The current account deficit, of course, means that capital has to flow to the US. This, however, has not stopped capital from flowing to China at the same time.
Yesterday, the National Bureau of Statistics of China reported that fixed-asset investment in urban areas rose 24.9 percent in November from a year earlier to 571.8 billion yuan, or US$69.1 billion, after climbing 26.4 percent in October. This represents a moderate slowdown in investment, which should please the Beijing authorities.
Thursday, 16 December 2004
The US trade deficit grew 8.9 percent in October to a record US$55.5 billion. Excerpt of the report:
U.S. International Trade in Goods and Services
The U.S. Census Bureau and the U.S. Bureau of Economic Analysis, through the Department of Commerce, announced today that total October exports of $98.1 billion and imports of $153.5 billion resulted in a goods and services deficit of $55.5 billion, compared with $50.9 billion in September, revised. October exports were $0.6 billion more than September exports of $97.5 billion. October imports were $5.1 billion more than September imports of $148.4 billion... Deficits were recorded, in billions of dollars, with China $16.8 ($15.5), the European Union (25) $9.3 ($7.7), OPEC $7.2 ($6.7), Japan $5.9 ($6.1)...
In the meantime, foreigners continued to buy US financial assets, but at a decreasing pace. Excerpt from the US Treasury Department press release:
Treasury International Capital (TIC) Data For October
Gross purchases of domestic securities by foreigners were $1,222.7 billion in October, exceeding gross sales of domestic securities by foreigners of $1,159.4 billion during the same month. Foreign purchases of domestic securities reached $63.3 billion on a net basis in October, relative to $64.7 billion during the previous month. Private net flows reached $49.1 billion in October. Official net purchases of U.S. securities were $14.2 billion in October, relative to $13.0 billion in September... Net foreign purchases of both domestic and foreign long-term securities from U.S. residents were $48.1 billion in October compared with $67.5 billion in September.
Note that the US$48.1 billion of net foreign purchases of US assets is the lowest in a year. It is also lower than the current account deficit in the first two quarters of the year as well as the trade deficit for October. This obviously is not sustainable.
Wednesday, 15 December 2004
The Federal Reserve raised interest rates yesterday as practically everyone expected.

Given task a: Copy the rows below without any change, starting with the first row and ending with the row that contains "bar (437, 261, 444, 295)".

Data to use:
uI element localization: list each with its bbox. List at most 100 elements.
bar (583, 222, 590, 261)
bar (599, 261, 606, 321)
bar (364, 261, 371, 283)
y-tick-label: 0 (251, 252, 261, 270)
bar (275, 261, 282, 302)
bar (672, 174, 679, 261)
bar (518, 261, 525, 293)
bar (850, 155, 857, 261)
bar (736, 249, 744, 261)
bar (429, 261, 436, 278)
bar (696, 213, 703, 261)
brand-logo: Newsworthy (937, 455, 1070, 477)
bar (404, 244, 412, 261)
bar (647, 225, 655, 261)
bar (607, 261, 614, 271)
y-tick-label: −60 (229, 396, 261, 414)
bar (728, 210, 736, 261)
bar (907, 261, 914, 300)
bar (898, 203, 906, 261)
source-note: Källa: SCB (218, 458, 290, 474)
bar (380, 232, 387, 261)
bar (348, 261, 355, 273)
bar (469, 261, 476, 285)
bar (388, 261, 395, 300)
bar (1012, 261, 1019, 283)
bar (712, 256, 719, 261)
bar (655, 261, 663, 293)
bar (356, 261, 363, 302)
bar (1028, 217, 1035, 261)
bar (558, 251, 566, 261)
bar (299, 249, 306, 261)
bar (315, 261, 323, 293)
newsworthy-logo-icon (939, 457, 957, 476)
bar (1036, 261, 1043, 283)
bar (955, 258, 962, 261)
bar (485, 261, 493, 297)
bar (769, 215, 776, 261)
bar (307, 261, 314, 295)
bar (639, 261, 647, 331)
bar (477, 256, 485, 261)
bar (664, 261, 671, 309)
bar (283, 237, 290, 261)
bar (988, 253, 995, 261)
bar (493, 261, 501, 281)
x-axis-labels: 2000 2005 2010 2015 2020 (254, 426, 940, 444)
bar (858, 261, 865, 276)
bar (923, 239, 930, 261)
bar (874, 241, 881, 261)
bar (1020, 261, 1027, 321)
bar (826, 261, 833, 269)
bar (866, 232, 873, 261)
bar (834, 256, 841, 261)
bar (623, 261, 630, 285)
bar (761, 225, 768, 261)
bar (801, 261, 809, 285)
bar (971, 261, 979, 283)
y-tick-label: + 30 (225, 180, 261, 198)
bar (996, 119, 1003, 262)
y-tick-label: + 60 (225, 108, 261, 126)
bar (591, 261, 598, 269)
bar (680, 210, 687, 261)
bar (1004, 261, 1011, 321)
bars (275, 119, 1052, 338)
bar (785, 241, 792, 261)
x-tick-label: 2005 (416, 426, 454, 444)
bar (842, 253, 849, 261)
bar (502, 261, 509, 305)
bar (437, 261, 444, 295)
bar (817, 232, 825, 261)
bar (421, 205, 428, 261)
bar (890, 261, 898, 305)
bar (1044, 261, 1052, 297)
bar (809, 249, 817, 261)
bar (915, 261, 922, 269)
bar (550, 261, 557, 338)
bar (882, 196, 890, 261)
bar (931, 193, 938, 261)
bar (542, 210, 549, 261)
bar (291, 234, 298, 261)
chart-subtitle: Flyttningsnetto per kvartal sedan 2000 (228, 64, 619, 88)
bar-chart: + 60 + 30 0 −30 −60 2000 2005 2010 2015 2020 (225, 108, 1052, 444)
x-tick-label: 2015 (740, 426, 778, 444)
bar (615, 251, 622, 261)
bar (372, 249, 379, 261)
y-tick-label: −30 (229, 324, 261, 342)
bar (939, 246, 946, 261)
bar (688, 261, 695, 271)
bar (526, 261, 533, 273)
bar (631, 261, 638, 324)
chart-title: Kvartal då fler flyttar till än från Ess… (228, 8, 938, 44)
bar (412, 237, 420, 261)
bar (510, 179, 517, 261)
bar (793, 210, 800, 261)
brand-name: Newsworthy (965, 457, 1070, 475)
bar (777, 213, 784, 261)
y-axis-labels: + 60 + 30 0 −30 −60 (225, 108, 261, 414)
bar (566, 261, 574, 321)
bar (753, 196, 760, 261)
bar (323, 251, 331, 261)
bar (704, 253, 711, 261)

Given task b: Rewrite the section of the passage on US trade and capital flows that begins with the words containing "In the meantime, foreigners" and ends with "with $67.5 billion in September.", and change "foreigners" to "overseas investors".

Expected answer a:
uI element localization: list each with its bbox. List at most 100 elements.
bar (583, 222, 590, 261)
bar (599, 261, 606, 321)
bar (364, 261, 371, 283)
y-tick-label: 0 (251, 252, 261, 270)
bar (275, 261, 282, 302)
bar (672, 174, 679, 261)
bar (518, 261, 525, 293)
bar (850, 155, 857, 261)
bar (736, 249, 744, 261)
bar (429, 261, 436, 278)
bar (696, 213, 703, 261)
brand-logo: Newsworthy (937, 455, 1070, 477)
bar (404, 244, 412, 261)
bar (647, 225, 655, 261)
bar (607, 261, 614, 271)
y-tick-label: −60 (229, 396, 261, 414)
bar (728, 210, 736, 261)
bar (907, 261, 914, 300)
bar (898, 203, 906, 261)
source-note: Källa: SCB (218, 458, 290, 474)
bar (380, 232, 387, 261)
bar (348, 261, 355, 273)
bar (469, 261, 476, 285)
bar (388, 261, 395, 300)
bar (1012, 261, 1019, 283)
bar (712, 256, 719, 261)
bar (655, 261, 663, 293)
bar (356, 261, 363, 302)
bar (1028, 217, 1035, 261)
bar (558, 251, 566, 261)
bar (299, 249, 306, 261)
bar (315, 261, 323, 293)
newsworthy-logo-icon (939, 457, 957, 476)
bar (1036, 261, 1043, 283)
bar (955, 258, 962, 261)
bar (485, 261, 493, 297)
bar (769, 215, 776, 261)
bar (307, 261, 314, 295)
bar (639, 261, 647, 331)
bar (477, 256, 485, 261)
bar (664, 261, 671, 309)
bar (283, 237, 290, 261)
bar (988, 253, 995, 261)
bar (493, 261, 501, 281)
x-axis-labels: 2000 2005 2010 2015 2020 (254, 426, 940, 444)
bar (858, 261, 865, 276)
bar (923, 239, 930, 261)
bar (874, 241, 881, 261)
bar (1020, 261, 1027, 321)
bar (826, 261, 833, 269)
bar (866, 232, 873, 261)
bar (834, 256, 841, 261)
bar (623, 261, 630, 285)
bar (761, 225, 768, 261)
bar (801, 261, 809, 285)
bar (971, 261, 979, 283)
y-tick-label: + 30 (225, 180, 261, 198)
bar (996, 119, 1003, 262)
y-tick-label: + 60 (225, 108, 261, 126)
bar (591, 261, 598, 269)
bar (680, 210, 687, 261)
bar (1004, 261, 1011, 321)
bars (275, 119, 1052, 338)
bar (785, 241, 792, 261)
x-tick-label: 2005 (416, 426, 454, 444)
bar (842, 253, 849, 261)
bar (502, 261, 509, 305)
bar (437, 261, 444, 295)

Expected answer b:
In the meantime, overseas investors continued to buy US financial assets, but at a decreasing pace. Excerpt from the US Treasury Department press release:
Treasury International Capital (TIC) Data For October
Gross purchases of domestic securities by overseas investors were $1,222.7 billion in October, exceeding gross sales of domestic securities by overseas investors of $1,159.4 billion during the same month. Foreign purchases of domestic securities reached $63.3 billion on a net basis in October, relative to $64.7 billion during the previous month. Private net flows reached $49.1 billion in October. Official net purchases of U.S. securities were $14.2 billion in October, relative to $13.0 billion in September... Net foreign purchases of both domestic and foreign long-term securities from U.S. residents were $48.1 billion in October compared with $67.5 billion in September.